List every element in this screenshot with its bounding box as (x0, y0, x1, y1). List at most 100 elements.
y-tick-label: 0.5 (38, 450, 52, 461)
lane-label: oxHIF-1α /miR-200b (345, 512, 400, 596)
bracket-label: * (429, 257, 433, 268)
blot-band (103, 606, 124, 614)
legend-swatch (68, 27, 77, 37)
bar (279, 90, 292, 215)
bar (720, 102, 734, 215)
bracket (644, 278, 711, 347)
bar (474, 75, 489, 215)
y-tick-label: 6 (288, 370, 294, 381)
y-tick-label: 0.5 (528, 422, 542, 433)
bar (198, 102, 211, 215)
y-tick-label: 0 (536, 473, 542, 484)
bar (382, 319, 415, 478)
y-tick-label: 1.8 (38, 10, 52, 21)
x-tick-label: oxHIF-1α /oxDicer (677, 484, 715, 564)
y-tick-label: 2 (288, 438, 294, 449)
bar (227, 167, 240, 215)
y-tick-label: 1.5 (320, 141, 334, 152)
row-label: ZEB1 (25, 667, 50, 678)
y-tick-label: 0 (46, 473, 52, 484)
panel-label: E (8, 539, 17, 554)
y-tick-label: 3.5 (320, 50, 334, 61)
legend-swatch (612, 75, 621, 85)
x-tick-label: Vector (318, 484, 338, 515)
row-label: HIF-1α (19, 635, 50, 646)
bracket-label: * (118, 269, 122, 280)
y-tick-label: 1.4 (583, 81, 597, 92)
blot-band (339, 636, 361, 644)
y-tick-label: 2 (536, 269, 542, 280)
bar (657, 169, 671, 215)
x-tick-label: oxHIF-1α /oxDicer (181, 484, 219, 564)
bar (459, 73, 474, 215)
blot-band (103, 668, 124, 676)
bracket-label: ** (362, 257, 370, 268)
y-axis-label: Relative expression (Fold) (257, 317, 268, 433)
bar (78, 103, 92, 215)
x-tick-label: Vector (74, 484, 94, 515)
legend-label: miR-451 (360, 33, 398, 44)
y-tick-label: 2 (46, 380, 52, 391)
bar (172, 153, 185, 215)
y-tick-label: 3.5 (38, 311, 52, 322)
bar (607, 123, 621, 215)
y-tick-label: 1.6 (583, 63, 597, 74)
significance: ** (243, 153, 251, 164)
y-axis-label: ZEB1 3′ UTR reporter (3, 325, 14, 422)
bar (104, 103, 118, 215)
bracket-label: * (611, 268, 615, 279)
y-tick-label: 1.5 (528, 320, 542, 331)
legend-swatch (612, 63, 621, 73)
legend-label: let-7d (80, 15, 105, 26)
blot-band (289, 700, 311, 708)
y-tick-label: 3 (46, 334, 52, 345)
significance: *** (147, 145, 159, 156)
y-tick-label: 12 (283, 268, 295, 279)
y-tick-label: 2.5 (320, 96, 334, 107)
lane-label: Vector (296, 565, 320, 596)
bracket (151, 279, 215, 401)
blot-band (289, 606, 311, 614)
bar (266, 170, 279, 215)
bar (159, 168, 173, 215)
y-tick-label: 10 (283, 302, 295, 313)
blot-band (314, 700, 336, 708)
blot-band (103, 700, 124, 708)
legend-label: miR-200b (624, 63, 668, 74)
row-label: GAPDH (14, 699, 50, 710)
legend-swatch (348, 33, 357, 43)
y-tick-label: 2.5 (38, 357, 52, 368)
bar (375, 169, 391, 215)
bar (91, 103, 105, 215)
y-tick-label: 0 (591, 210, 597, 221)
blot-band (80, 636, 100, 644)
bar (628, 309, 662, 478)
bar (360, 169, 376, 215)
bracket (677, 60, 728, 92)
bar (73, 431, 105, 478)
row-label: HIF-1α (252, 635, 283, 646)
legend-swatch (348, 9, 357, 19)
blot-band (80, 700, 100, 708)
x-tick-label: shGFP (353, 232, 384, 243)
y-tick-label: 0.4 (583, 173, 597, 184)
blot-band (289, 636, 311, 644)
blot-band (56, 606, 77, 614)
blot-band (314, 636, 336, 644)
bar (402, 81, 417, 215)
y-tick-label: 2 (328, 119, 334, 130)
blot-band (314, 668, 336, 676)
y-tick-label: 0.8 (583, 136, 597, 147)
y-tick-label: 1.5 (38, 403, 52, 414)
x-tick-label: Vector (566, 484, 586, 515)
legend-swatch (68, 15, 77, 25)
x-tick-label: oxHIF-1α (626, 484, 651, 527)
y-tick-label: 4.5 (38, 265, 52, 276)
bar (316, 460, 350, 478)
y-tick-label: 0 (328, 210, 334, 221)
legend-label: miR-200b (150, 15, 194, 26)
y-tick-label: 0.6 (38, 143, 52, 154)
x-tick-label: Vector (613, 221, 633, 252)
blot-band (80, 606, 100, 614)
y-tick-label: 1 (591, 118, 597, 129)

————

Instructions to follow> Print the material above again, copying every line exactly.

Solution to this task>
List every element in this screenshot with its bounding box as (x0, y0, x1, y1). List at most 100 elements.
y-tick-label: 0.5 (38, 450, 52, 461)
lane-label: oxHIF-1α /miR-200b (345, 512, 400, 596)
bracket-label: * (429, 257, 433, 268)
blot-band (103, 606, 124, 614)
legend-swatch (68, 27, 77, 37)
bar (279, 90, 292, 215)
bar (720, 102, 734, 215)
bracket (644, 278, 711, 347)
bar (474, 75, 489, 215)
y-tick-label: 6 (288, 370, 294, 381)
y-tick-label: 0.5 (528, 422, 542, 433)
bar (198, 102, 211, 215)
y-tick-label: 0 (536, 473, 542, 484)
bar (382, 319, 415, 478)
y-tick-label: 1.8 (38, 10, 52, 21)
x-tick-label: oxHIF-1α /oxDicer (677, 484, 715, 564)
y-tick-label: 2 (288, 438, 294, 449)
bar (227, 167, 240, 215)
y-tick-label: 1.5 (320, 141, 334, 152)
row-label: ZEB1 (25, 667, 50, 678)
y-tick-label: 0 (46, 473, 52, 484)
panel-label: E (8, 539, 17, 554)
y-tick-label: 3.5 (320, 50, 334, 61)
legend-swatch (612, 75, 621, 85)
x-tick-label: Vector (318, 484, 338, 515)
row-label: HIF-1α (19, 635, 50, 646)
bracket-label: * (118, 269, 122, 280)
y-tick-label: 1.4 (583, 81, 597, 92)
blot-band (339, 636, 361, 644)
y-tick-label: 2 (536, 269, 542, 280)
bar (657, 169, 671, 215)
x-tick-label: oxHIF-1α /oxDicer (181, 484, 219, 564)
bar (459, 73, 474, 215)
blot-band (103, 668, 124, 676)
bracket-label: ** (362, 257, 370, 268)
y-axis-label: Relative expression (Fold) (257, 317, 268, 433)
bar (78, 103, 92, 215)
x-tick-label: Vector (74, 484, 94, 515)
legend-label: miR-451 (360, 33, 398, 44)
y-tick-label: 2 (46, 380, 52, 391)
bar (172, 153, 185, 215)
y-tick-label: 3.5 (38, 311, 52, 322)
bar (607, 123, 621, 215)
y-tick-label: 1.6 (583, 63, 597, 74)
significance: ** (243, 153, 251, 164)
y-axis-label: ZEB1 3′ UTR reporter (3, 325, 14, 422)
bar (104, 103, 118, 215)
bracket-label: * (611, 268, 615, 279)
y-tick-label: 1.5 (528, 320, 542, 331)
legend-swatch (612, 63, 621, 73)
legend-label: let-7d (80, 15, 105, 26)
blot-band (289, 700, 311, 708)
y-tick-label: 3 (46, 334, 52, 345)
significance: *** (147, 145, 159, 156)
y-tick-label: 12 (283, 268, 295, 279)
y-tick-label: 2.5 (320, 96, 334, 107)
lane-label: Vector (296, 565, 320, 596)
bracket (151, 279, 215, 401)
blot-band (289, 606, 311, 614)
bar (266, 170, 279, 215)
bar (159, 168, 173, 215)
y-tick-label: 10 (283, 302, 295, 313)
blot-band (314, 700, 336, 708)
blot-band (103, 700, 124, 708)
legend-label: miR-200b (624, 63, 668, 74)
row-label: GAPDH (14, 699, 50, 710)
legend-swatch (348, 33, 357, 43)
y-tick-label: 2.5 (38, 357, 52, 368)
bar (375, 169, 391, 215)
bar (91, 103, 105, 215)
y-tick-label: 0 (591, 210, 597, 221)
blot-band (80, 636, 100, 644)
bar (628, 309, 662, 478)
bar (360, 169, 376, 215)
bracket (677, 60, 728, 92)
bar (73, 431, 105, 478)
row-label: HIF-1α (252, 635, 283, 646)
legend-swatch (348, 9, 357, 19)
blot-band (80, 700, 100, 708)
x-tick-label: shGFP (353, 232, 384, 243)
y-tick-label: 0.4 (583, 173, 597, 184)
blot-band (289, 636, 311, 644)
blot-band (56, 606, 77, 614)
blot-band (314, 636, 336, 644)
bar (402, 81, 417, 215)
y-tick-label: 2 (328, 119, 334, 130)
blot-band (314, 668, 336, 676)
y-tick-label: 0.8 (583, 136, 597, 147)
y-tick-label: 1.5 (38, 403, 52, 414)
x-tick-label: Vector (566, 484, 586, 515)
legend-swatch (68, 15, 77, 25)
x-tick-label: oxHIF-1α (626, 484, 651, 527)
y-tick-label: 4.5 (38, 265, 52, 276)
bar (316, 460, 350, 478)
y-tick-label: 0 (328, 210, 334, 221)
legend-label: miR-200b (150, 15, 194, 26)
y-tick-label: 0.6 (38, 143, 52, 154)
x-tick-label: Vector (613, 221, 633, 252)
blot-band (80, 606, 100, 614)
y-tick-label: 1 (591, 118, 597, 129)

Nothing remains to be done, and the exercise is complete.